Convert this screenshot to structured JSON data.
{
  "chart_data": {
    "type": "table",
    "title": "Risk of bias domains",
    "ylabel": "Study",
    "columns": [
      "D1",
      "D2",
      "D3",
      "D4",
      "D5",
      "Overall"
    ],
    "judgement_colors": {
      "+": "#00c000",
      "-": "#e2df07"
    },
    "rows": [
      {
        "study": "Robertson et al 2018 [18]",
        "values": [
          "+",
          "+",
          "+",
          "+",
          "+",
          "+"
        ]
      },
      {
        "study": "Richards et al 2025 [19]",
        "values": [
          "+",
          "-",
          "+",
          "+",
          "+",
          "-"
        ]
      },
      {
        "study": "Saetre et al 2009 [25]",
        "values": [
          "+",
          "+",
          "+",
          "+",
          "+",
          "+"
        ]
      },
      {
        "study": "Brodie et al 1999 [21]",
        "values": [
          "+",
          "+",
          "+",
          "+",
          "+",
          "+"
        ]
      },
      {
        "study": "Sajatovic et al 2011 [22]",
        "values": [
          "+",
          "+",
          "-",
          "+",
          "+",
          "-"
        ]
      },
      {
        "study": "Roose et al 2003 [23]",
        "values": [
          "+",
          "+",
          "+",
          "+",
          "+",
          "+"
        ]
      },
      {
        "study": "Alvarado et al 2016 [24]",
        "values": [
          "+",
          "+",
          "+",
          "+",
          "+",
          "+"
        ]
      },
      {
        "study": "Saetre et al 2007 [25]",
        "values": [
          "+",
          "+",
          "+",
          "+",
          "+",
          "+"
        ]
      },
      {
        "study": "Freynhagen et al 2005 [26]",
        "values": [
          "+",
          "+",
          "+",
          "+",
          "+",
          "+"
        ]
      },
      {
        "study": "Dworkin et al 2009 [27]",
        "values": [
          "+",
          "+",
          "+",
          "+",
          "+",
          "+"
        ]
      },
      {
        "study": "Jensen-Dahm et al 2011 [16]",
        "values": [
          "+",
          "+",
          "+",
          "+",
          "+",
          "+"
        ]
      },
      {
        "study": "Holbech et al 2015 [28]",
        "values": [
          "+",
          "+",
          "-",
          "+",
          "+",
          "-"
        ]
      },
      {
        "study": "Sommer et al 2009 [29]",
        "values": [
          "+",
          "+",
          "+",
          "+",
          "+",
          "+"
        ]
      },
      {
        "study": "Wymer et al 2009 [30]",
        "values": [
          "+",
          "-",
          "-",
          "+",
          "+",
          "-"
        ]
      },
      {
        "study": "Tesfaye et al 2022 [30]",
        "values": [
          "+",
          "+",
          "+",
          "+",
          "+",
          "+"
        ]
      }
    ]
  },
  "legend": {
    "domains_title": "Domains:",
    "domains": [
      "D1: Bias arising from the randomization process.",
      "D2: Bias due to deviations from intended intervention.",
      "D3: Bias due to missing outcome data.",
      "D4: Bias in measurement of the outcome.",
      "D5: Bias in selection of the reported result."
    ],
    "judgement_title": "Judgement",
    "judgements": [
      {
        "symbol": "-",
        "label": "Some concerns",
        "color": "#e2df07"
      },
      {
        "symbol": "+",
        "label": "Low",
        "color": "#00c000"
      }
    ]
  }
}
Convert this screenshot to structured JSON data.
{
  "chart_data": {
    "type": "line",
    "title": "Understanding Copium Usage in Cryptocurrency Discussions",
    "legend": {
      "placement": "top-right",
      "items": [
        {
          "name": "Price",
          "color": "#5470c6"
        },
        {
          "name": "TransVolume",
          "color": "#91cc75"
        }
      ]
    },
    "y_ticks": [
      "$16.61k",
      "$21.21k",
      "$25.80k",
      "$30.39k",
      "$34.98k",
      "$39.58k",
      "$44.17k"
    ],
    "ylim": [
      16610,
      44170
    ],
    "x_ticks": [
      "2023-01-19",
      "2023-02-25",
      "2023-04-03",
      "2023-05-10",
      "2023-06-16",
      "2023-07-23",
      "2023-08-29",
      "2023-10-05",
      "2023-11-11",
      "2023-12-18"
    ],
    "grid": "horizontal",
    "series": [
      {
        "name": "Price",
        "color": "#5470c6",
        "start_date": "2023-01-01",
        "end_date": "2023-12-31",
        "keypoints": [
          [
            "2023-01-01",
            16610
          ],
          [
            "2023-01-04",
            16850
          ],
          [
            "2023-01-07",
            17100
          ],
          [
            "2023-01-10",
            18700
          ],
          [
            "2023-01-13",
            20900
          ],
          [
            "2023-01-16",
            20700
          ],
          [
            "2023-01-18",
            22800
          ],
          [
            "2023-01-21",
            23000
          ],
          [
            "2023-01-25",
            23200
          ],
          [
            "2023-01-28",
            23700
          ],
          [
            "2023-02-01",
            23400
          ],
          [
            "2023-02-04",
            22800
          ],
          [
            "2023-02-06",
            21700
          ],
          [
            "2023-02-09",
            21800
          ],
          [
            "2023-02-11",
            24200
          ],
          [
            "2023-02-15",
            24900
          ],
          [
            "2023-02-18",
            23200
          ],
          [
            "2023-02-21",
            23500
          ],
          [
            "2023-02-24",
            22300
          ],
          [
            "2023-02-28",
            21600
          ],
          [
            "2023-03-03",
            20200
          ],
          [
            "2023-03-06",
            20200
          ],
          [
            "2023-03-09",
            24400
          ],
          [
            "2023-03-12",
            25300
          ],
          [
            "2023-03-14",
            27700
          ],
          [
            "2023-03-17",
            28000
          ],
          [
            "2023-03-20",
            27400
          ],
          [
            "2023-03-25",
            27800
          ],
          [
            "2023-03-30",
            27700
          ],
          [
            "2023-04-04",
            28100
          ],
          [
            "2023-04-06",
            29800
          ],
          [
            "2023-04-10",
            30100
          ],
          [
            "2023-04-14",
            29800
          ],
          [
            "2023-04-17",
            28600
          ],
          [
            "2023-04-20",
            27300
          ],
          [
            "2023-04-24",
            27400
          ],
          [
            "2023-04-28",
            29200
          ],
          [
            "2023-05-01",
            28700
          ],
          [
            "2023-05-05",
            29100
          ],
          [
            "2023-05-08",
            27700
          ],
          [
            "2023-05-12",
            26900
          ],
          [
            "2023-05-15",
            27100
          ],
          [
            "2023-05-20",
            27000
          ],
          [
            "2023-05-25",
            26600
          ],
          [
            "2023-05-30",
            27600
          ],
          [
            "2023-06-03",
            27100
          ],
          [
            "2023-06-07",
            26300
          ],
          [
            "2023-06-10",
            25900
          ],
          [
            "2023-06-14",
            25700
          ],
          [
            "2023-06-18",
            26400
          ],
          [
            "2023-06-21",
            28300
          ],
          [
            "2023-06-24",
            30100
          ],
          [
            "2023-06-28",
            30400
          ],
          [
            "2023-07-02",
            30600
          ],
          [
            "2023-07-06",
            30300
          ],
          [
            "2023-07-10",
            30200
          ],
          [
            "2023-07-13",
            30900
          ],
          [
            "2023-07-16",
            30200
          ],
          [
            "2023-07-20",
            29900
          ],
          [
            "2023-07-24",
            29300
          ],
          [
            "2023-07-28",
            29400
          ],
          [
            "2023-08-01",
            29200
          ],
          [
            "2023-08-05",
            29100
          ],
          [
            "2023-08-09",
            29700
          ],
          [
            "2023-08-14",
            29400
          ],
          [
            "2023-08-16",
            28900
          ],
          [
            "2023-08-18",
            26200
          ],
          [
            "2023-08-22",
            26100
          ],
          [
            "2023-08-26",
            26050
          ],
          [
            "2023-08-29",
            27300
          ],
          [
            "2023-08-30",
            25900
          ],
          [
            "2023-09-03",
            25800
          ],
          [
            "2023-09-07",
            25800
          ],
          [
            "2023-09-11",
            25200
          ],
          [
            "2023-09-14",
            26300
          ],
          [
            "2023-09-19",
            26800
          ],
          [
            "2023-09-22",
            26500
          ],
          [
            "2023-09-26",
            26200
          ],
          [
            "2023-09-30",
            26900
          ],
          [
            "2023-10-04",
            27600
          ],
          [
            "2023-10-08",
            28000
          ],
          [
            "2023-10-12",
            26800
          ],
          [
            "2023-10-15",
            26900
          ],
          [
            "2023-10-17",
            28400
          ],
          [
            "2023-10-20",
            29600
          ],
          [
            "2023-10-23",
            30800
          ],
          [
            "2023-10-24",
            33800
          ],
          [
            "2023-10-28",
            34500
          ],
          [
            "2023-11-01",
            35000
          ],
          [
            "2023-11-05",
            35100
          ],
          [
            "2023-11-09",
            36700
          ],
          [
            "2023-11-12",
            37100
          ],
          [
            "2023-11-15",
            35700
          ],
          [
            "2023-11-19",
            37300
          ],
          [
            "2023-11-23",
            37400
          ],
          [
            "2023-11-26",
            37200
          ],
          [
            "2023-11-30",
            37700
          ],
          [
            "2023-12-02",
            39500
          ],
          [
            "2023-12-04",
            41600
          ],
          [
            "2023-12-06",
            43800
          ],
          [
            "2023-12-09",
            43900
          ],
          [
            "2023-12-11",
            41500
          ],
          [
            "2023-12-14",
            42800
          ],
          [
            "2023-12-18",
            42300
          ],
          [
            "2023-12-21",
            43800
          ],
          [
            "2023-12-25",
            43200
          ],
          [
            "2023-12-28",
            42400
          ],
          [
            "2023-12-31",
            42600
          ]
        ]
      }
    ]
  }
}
○ ○ ○ ○ ○ ○ ○
→ Description of the task: Go through the entries above and pull out each line with "outcome" in it.

→ Response to this task:
      "D3: Bias due to missing outcome data.",
      "D4: Bias in measurement of the outcome.",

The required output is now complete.